THE EXERCISE ▸ Omit all images, then return the remaining material exactly as it stands.

┌─ MATERIAL PROVIDED

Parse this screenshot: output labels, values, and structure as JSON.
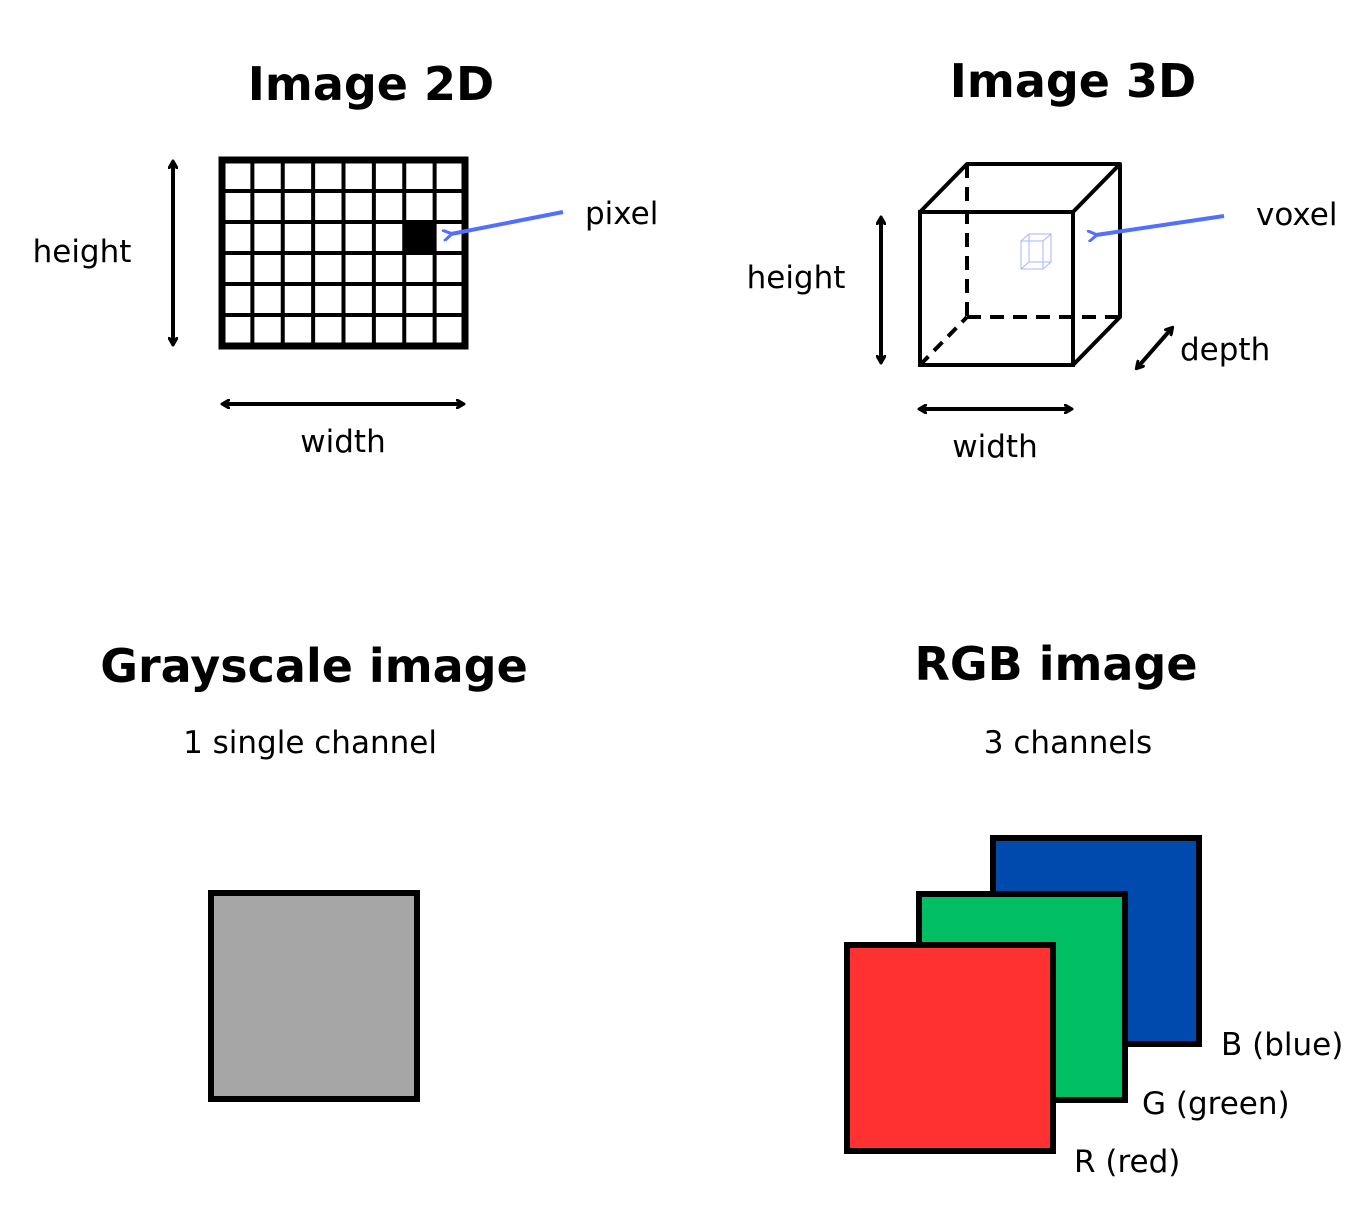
{
  "image2d": {
    "title": "Image 2D",
    "height_label": "height",
    "width_label": "width",
    "pixel_label": "pixel",
    "grid_columns": 8,
    "grid_rows": 6,
    "highlighted_cell": {
      "column": 7,
      "row": 3
    }
  },
  "image3d": {
    "title": "Image 3D",
    "height_label": "height",
    "width_label": "width",
    "depth_label": "depth",
    "voxel_label": "voxel"
  },
  "grayscale": {
    "title": "Grayscale image",
    "subtitle": "1 single channel",
    "color": "#a6a6a6"
  },
  "rgb": {
    "title": "RGB image",
    "subtitle": "3 channels",
    "channels": [
      {
        "label": "B (blue)",
        "color": "#004aad"
      },
      {
        "label": "G (green)",
        "color": "#00bf63"
      },
      {
        "label": "R (red)",
        "color": "#ff3131"
      }
    ]
  },
  "colors": {
    "pointer_arrow": "#5170ff",
    "outline": "#000000"
  }
}
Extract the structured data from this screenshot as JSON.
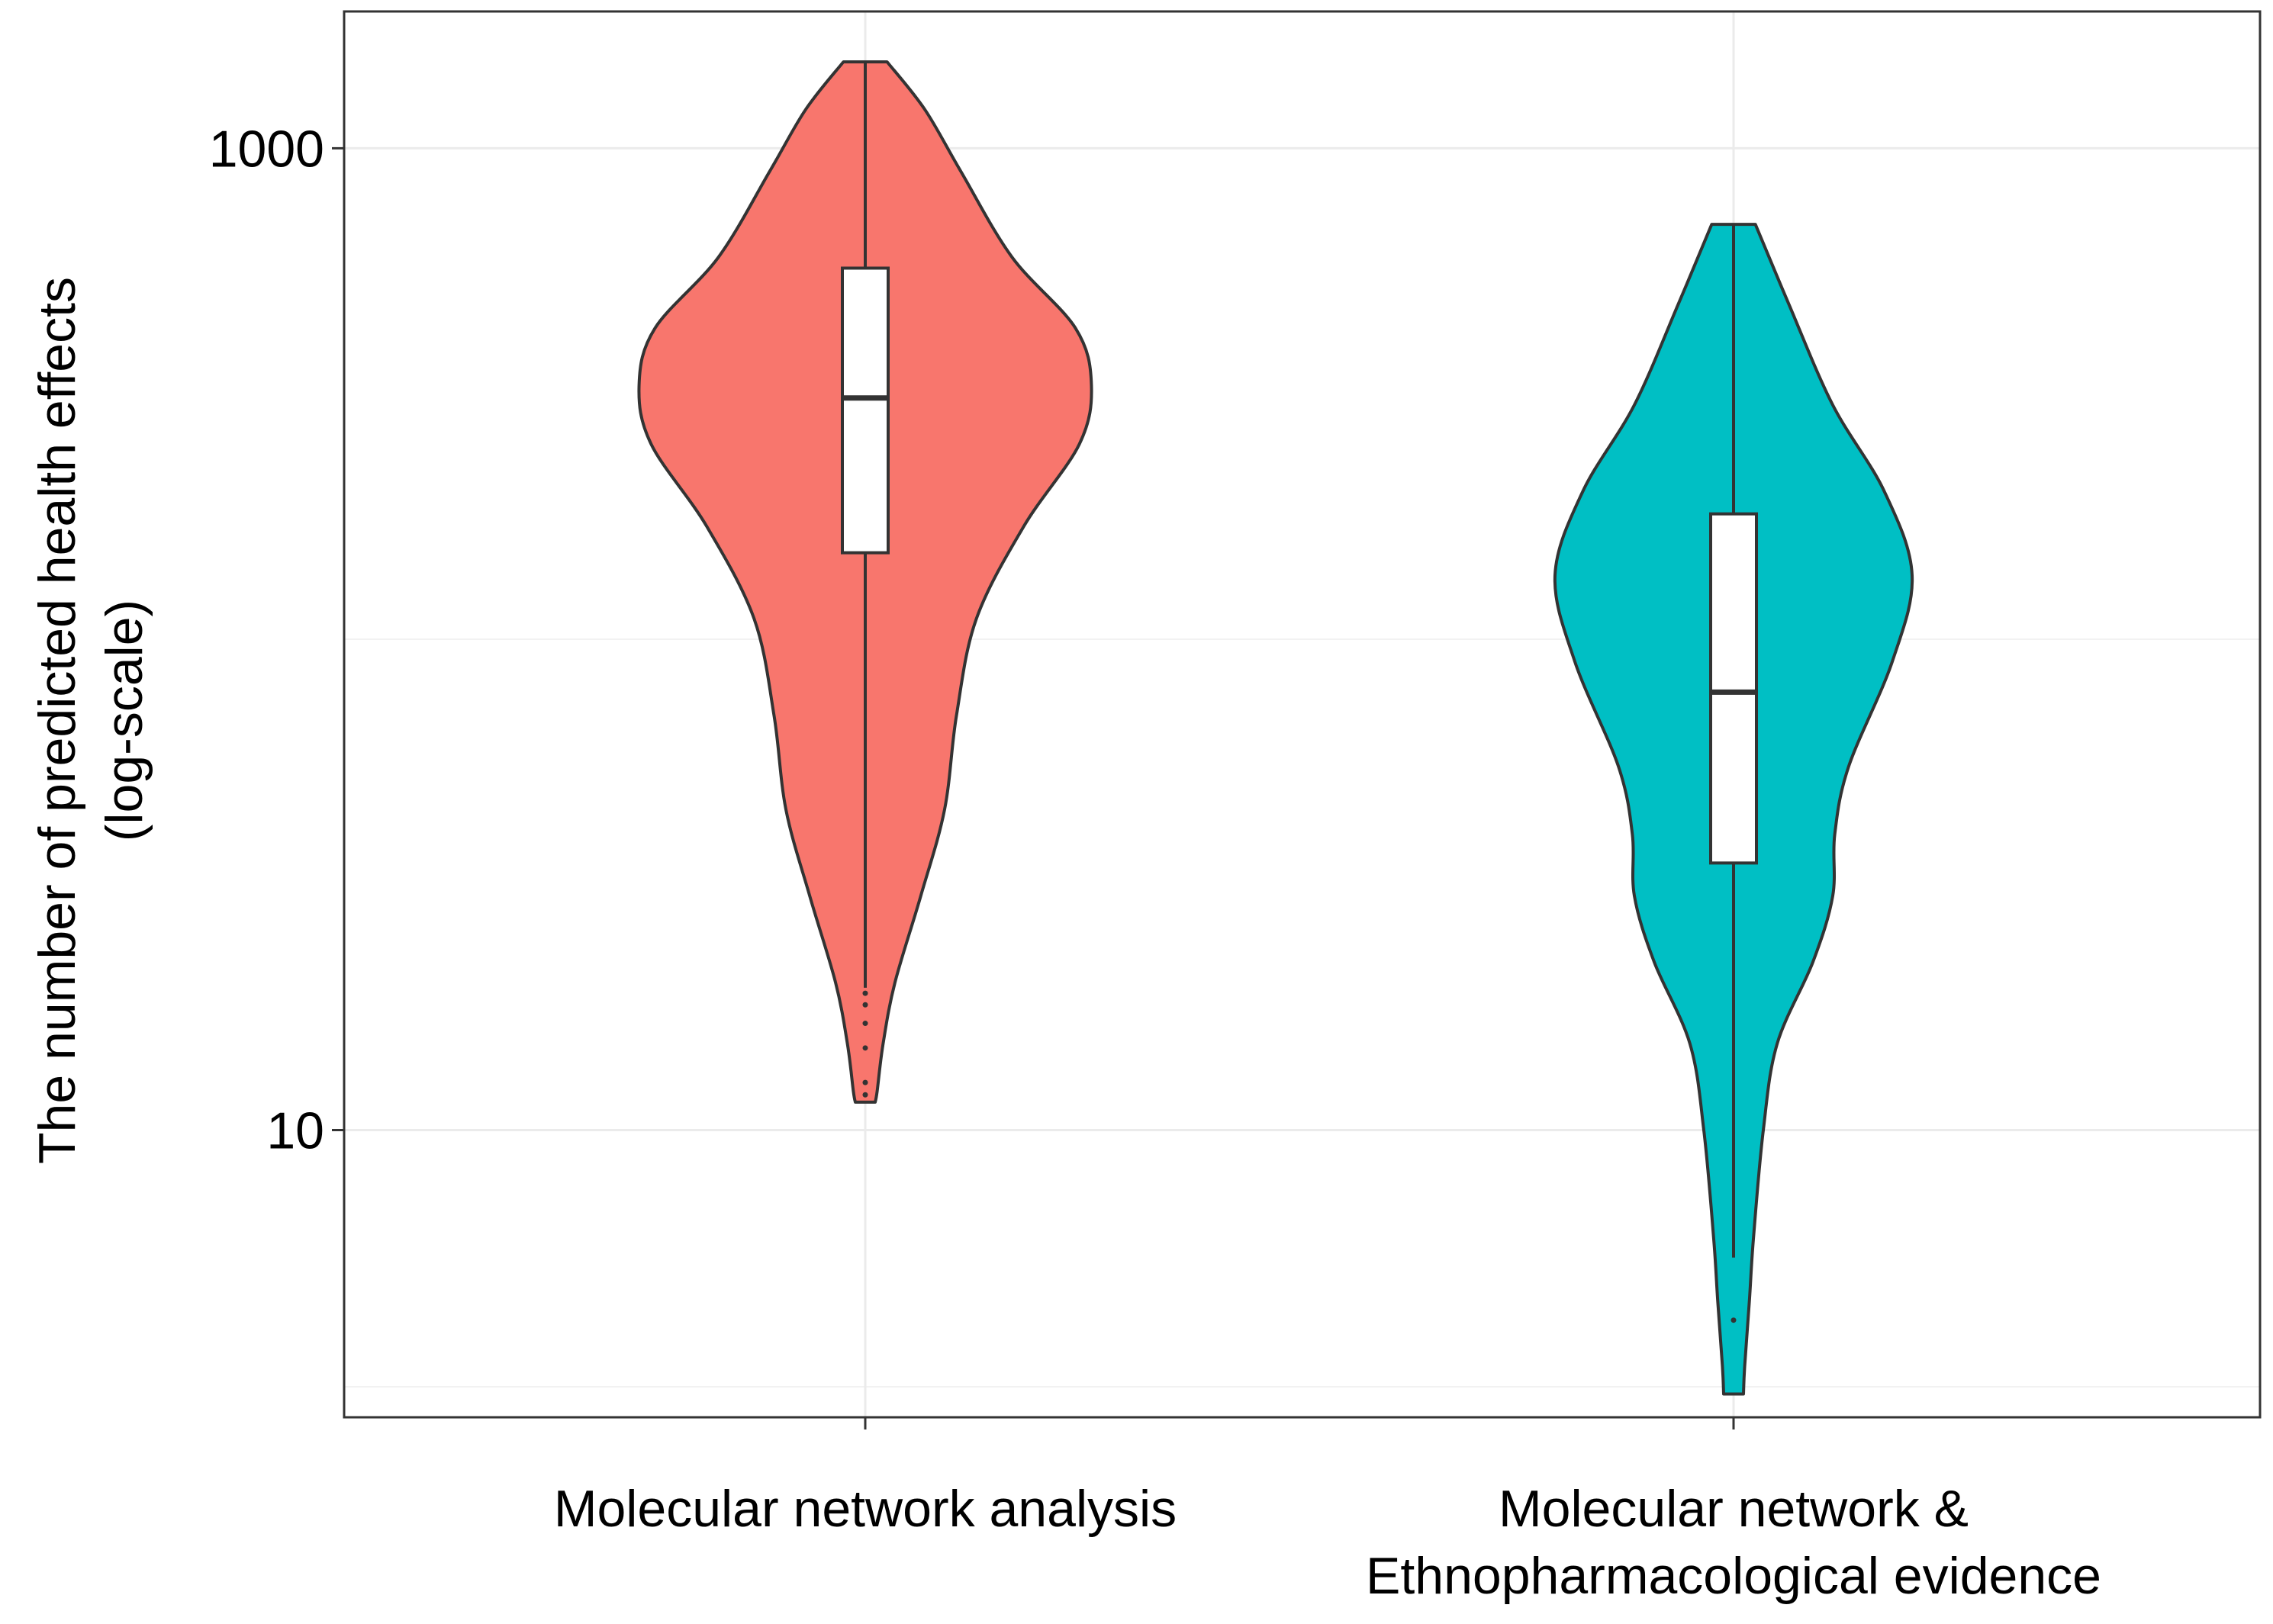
{
  "chart_data": {
    "type": "violin",
    "title": "",
    "ylabel_lines": [
      "The number of predicted health effects",
      "(log-scale)"
    ],
    "y_scale": "log10",
    "y_range": [
      2.6,
      1900
    ],
    "y_ticks": [
      {
        "value": 10,
        "label": "10"
      },
      {
        "value": 1000,
        "label": "1000"
      }
    ],
    "y_minor_gridlines": [
      100,
      3
    ],
    "grid": true,
    "legend": "none",
    "categories": [
      {
        "id": "mna",
        "label_lines": [
          "Molecular network analysis"
        ]
      },
      {
        "id": "mne",
        "label_lines": [
          "Molecular network &",
          "Ethnopharmacological evidence"
        ]
      }
    ],
    "series": [
      {
        "category": "mna",
        "color": "#F8766D",
        "min": 11.4,
        "max": 1500,
        "box": {
          "q1": 150,
          "median": 310,
          "q3": 570,
          "whisker_low": 19.5,
          "whisker_high": 1500
        },
        "outliers": [
          19,
          18,
          16.5,
          14.7,
          12.5,
          11.8
        ],
        "density": [
          [
            11.4,
            0.025
          ],
          [
            12,
            0.03
          ],
          [
            15,
            0.045
          ],
          [
            20,
            0.075
          ],
          [
            30,
            0.14
          ],
          [
            45,
            0.2
          ],
          [
            70,
            0.23
          ],
          [
            110,
            0.28
          ],
          [
            170,
            0.4
          ],
          [
            250,
            0.54
          ],
          [
            330,
            0.57
          ],
          [
            430,
            0.53
          ],
          [
            600,
            0.37
          ],
          [
            900,
            0.24
          ],
          [
            1200,
            0.15
          ],
          [
            1500,
            0.055
          ]
        ]
      },
      {
        "category": "mne",
        "color": "#00BFC4",
        "min": 2.9,
        "max": 700,
        "box": {
          "q1": 35,
          "median": 78,
          "q3": 180,
          "whisker_low": 5.5,
          "whisker_high": 700
        },
        "outliers": [
          4.1
        ],
        "density": [
          [
            2.9,
            0.025
          ],
          [
            3.3,
            0.028
          ],
          [
            4.5,
            0.04
          ],
          [
            6,
            0.05
          ],
          [
            10,
            0.075
          ],
          [
            15,
            0.11
          ],
          [
            22,
            0.2
          ],
          [
            30,
            0.25
          ],
          [
            40,
            0.255
          ],
          [
            55,
            0.29
          ],
          [
            90,
            0.4
          ],
          [
            135,
            0.45
          ],
          [
            200,
            0.38
          ],
          [
            300,
            0.25
          ],
          [
            480,
            0.14
          ],
          [
            700,
            0.055
          ]
        ]
      }
    ]
  }
}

└─

RESPONSE ▸
Parse this screenshot: output labels, values, and structure as JSON.
{
  "image2d": {
    "title": "Image 2D",
    "height_label": "height",
    "width_label": "width",
    "pixel_label": "pixel",
    "grid_columns": 8,
    "grid_rows": 6,
    "highlighted_cell": {
      "column": 7,
      "row": 3
    }
  },
  "image3d": {
    "title": "Image 3D",
    "height_label": "height",
    "width_label": "width",
    "depth_label": "depth",
    "voxel_label": "voxel"
  },
  "grayscale": {
    "title": "Grayscale image",
    "subtitle": "1 single channel",
    "color": "#a6a6a6"
  },
  "rgb": {
    "title": "RGB image",
    "subtitle": "3 channels",
    "channels": [
      {
        "label": "B (blue)",
        "color": "#004aad"
      },
      {
        "label": "G (green)",
        "color": "#00bf63"
      },
      {
        "label": "R (red)",
        "color": "#ff3131"
      }
    ]
  },
  "colors": {
    "pointer_arrow": "#5170ff",
    "outline": "#000000"
  }
}
Extract the structured data from this screenshot as JSON.
{
  "chart_data": {
    "type": "violin",
    "title": "",
    "ylabel_lines": [
      "The number of predicted health effects",
      "(log-scale)"
    ],
    "y_scale": "log10",
    "y_range": [
      2.6,
      1900
    ],
    "y_ticks": [
      {
        "value": 10,
        "label": "10"
      },
      {
        "value": 1000,
        "label": "1000"
      }
    ],
    "y_minor_gridlines": [
      100,
      3
    ],
    "grid": true,
    "legend": "none",
    "categories": [
      {
        "id": "mna",
        "label_lines": [
          "Molecular network analysis"
        ]
      },
      {
        "id": "mne",
        "label_lines": [
          "Molecular network &",
          "Ethnopharmacological evidence"
        ]
      }
    ],
    "series": [
      {
        "category": "mna",
        "color": "#F8766D",
        "min": 11.4,
        "max": 1500,
        "box": {
          "q1": 150,
          "median": 310,
          "q3": 570,
          "whisker_low": 19.5,
          "whisker_high": 1500
        },
        "outliers": [
          19,
          18,
          16.5,
          14.7,
          12.5,
          11.8
        ],
        "density": [
          [
            11.4,
            0.025
          ],
          [
            12,
            0.03
          ],
          [
            15,
            0.045
          ],
          [
            20,
            0.075
          ],
          [
            30,
            0.14
          ],
          [
            45,
            0.2
          ],
          [
            70,
            0.23
          ],
          [
            110,
            0.28
          ],
          [
            170,
            0.4
          ],
          [
            250,
            0.54
          ],
          [
            330,
            0.57
          ],
          [
            430,
            0.53
          ],
          [
            600,
            0.37
          ],
          [
            900,
            0.24
          ],
          [
            1200,
            0.15
          ],
          [
            1500,
            0.055
          ]
        ]
      },
      {
        "category": "mne",
        "color": "#00BFC4",
        "min": 2.9,
        "max": 700,
        "box": {
          "q1": 35,
          "median": 78,
          "q3": 180,
          "whisker_low": 5.5,
          "whisker_high": 700
        },
        "outliers": [
          4.1
        ],
        "density": [
          [
            2.9,
            0.025
          ],
          [
            3.3,
            0.028
          ],
          [
            4.5,
            0.04
          ],
          [
            6,
            0.05
          ],
          [
            10,
            0.075
          ],
          [
            15,
            0.11
          ],
          [
            22,
            0.2
          ],
          [
            30,
            0.25
          ],
          [
            40,
            0.255
          ],
          [
            55,
            0.29
          ],
          [
            90,
            0.4
          ],
          [
            135,
            0.45
          ],
          [
            200,
            0.38
          ],
          [
            300,
            0.25
          ],
          [
            480,
            0.14
          ],
          [
            700,
            0.055
          ]
        ]
      }
    ]
  }
}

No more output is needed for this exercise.